Task prompt
Without altering anything, output the material below.

Data shown
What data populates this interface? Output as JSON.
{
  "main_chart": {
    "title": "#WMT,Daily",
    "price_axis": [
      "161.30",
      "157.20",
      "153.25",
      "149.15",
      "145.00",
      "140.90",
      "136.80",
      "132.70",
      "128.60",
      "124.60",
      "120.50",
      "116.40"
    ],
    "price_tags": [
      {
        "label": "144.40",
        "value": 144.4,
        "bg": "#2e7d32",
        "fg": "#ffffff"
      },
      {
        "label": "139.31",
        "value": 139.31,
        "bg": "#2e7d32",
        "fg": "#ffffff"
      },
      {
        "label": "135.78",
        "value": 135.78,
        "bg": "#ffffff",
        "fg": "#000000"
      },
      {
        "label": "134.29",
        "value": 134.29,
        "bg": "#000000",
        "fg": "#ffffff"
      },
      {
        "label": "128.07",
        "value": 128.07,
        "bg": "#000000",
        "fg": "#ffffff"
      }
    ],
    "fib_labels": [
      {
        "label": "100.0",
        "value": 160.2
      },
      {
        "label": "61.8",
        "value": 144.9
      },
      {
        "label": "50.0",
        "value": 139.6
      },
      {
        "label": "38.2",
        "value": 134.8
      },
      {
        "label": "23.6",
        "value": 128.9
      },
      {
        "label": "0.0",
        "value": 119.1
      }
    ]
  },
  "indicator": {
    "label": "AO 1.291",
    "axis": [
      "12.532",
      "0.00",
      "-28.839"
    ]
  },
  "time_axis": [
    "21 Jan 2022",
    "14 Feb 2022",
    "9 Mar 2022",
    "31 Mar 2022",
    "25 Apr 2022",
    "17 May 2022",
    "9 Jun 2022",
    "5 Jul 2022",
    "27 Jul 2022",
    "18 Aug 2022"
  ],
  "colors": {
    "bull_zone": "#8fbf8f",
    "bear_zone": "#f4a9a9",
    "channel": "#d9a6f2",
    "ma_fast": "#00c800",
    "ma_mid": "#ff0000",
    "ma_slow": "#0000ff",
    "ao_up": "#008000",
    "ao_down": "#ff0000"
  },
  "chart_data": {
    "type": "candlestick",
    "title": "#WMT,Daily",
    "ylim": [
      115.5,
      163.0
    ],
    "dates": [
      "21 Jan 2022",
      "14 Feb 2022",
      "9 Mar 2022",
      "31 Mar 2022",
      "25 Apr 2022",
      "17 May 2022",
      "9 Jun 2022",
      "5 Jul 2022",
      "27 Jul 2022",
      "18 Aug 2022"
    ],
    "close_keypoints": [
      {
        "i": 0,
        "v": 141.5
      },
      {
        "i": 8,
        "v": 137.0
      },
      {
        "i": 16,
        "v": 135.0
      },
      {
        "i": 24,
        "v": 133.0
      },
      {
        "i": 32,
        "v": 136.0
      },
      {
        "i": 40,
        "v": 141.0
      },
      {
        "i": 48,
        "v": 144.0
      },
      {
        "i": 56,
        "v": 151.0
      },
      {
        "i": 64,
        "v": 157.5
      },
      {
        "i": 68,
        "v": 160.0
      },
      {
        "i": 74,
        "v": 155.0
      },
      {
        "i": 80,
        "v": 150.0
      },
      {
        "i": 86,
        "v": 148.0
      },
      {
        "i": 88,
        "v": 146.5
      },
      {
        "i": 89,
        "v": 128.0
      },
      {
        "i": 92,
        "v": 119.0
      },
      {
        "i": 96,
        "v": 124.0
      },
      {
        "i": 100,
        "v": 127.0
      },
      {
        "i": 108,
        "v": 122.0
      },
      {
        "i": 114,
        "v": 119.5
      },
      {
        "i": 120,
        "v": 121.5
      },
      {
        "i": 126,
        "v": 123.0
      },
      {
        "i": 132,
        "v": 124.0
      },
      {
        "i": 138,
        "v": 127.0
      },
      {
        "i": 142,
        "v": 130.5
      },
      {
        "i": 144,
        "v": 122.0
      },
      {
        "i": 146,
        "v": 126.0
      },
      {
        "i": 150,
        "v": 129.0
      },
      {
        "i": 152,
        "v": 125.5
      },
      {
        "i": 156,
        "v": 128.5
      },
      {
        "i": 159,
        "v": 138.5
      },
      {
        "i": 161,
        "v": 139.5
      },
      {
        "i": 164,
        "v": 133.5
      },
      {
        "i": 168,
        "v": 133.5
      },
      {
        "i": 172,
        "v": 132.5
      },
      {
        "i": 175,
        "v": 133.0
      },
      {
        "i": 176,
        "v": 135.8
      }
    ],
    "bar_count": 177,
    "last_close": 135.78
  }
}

Output
What data populates this interface? Output as JSON.
{
  "main_chart": {
    "title": "#WMT,Daily",
    "price_axis": [
      "161.30",
      "157.20",
      "153.25",
      "149.15",
      "145.00",
      "140.90",
      "136.80",
      "132.70",
      "128.60",
      "124.60",
      "120.50",
      "116.40"
    ],
    "price_tags": [
      {
        "label": "144.40",
        "value": 144.4,
        "bg": "#2e7d32",
        "fg": "#ffffff"
      },
      {
        "label": "139.31",
        "value": 139.31,
        "bg": "#2e7d32",
        "fg": "#ffffff"
      },
      {
        "label": "135.78",
        "value": 135.78,
        "bg": "#ffffff",
        "fg": "#000000"
      },
      {
        "label": "134.29",
        "value": 134.29,
        "bg": "#000000",
        "fg": "#ffffff"
      },
      {
        "label": "128.07",
        "value": 128.07,
        "bg": "#000000",
        "fg": "#ffffff"
      }
    ],
    "fib_labels": [
      {
        "label": "100.0",
        "value": 160.2
      },
      {
        "label": "61.8",
        "value": 144.9
      },
      {
        "label": "50.0",
        "value": 139.6
      },
      {
        "label": "38.2",
        "value": 134.8
      },
      {
        "label": "23.6",
        "value": 128.9
      },
      {
        "label": "0.0",
        "value": 119.1
      }
    ]
  },
  "indicator": {
    "label": "AO 1.291",
    "axis": [
      "12.532",
      "0.00",
      "-28.839"
    ]
  },
  "time_axis": [
    "21 Jan 2022",
    "14 Feb 2022",
    "9 Mar 2022",
    "31 Mar 2022",
    "25 Apr 2022",
    "17 May 2022",
    "9 Jun 2022",
    "5 Jul 2022",
    "27 Jul 2022",
    "18 Aug 2022"
  ],
  "colors": {
    "bull_zone": "#8fbf8f",
    "bear_zone": "#f4a9a9",
    "channel": "#d9a6f2",
    "ma_fast": "#00c800",
    "ma_mid": "#ff0000",
    "ma_slow": "#0000ff",
    "ao_up": "#008000",
    "ao_down": "#ff0000"
  },
  "chart_data": {
    "type": "candlestick",
    "title": "#WMT,Daily",
    "ylim": [
      115.5,
      163.0
    ],
    "dates": [
      "21 Jan 2022",
      "14 Feb 2022",
      "9 Mar 2022",
      "31 Mar 2022",
      "25 Apr 2022",
      "17 May 2022",
      "9 Jun 2022",
      "5 Jul 2022",
      "27 Jul 2022",
      "18 Aug 2022"
    ],
    "close_keypoints": [
      {
        "i": 0,
        "v": 141.5
      },
      {
        "i": 8,
        "v": 137.0
      },
      {
        "i": 16,
        "v": 135.0
      },
      {
        "i": 24,
        "v": 133.0
      },
      {
        "i": 32,
        "v": 136.0
      },
      {
        "i": 40,
        "v": 141.0
      },
      {
        "i": 48,
        "v": 144.0
      },
      {
        "i": 56,
        "v": 151.0
      },
      {
        "i": 64,
        "v": 157.5
      },
      {
        "i": 68,
        "v": 160.0
      },
      {
        "i": 74,
        "v": 155.0
      },
      {
        "i": 80,
        "v": 150.0
      },
      {
        "i": 86,
        "v": 148.0
      },
      {
        "i": 88,
        "v": 146.5
      },
      {
        "i": 89,
        "v": 128.0
      },
      {
        "i": 92,
        "v": 119.0
      },
      {
        "i": 96,
        "v": 124.0
      },
      {
        "i": 100,
        "v": 127.0
      },
      {
        "i": 108,
        "v": 122.0
      },
      {
        "i": 114,
        "v": 119.5
      },
      {
        "i": 120,
        "v": 121.5
      },
      {
        "i": 126,
        "v": 123.0
      },
      {
        "i": 132,
        "v": 124.0
      },
      {
        "i": 138,
        "v": 127.0
      },
      {
        "i": 142,
        "v": 130.5
      },
      {
        "i": 144,
        "v": 122.0
      },
      {
        "i": 146,
        "v": 126.0
      },
      {
        "i": 150,
        "v": 129.0
      },
      {
        "i": 152,
        "v": 125.5
      },
      {
        "i": 156,
        "v": 128.5
      },
      {
        "i": 159,
        "v": 138.5
      },
      {
        "i": 161,
        "v": 139.5
      },
      {
        "i": 164,
        "v": 133.5
      },
      {
        "i": 168,
        "v": 133.5
      },
      {
        "i": 172,
        "v": 132.5
      },
      {
        "i": 175,
        "v": 133.0
      },
      {
        "i": 176,
        "v": 135.8
      }
    ],
    "bar_count": 177,
    "last_close": 135.78
  }
}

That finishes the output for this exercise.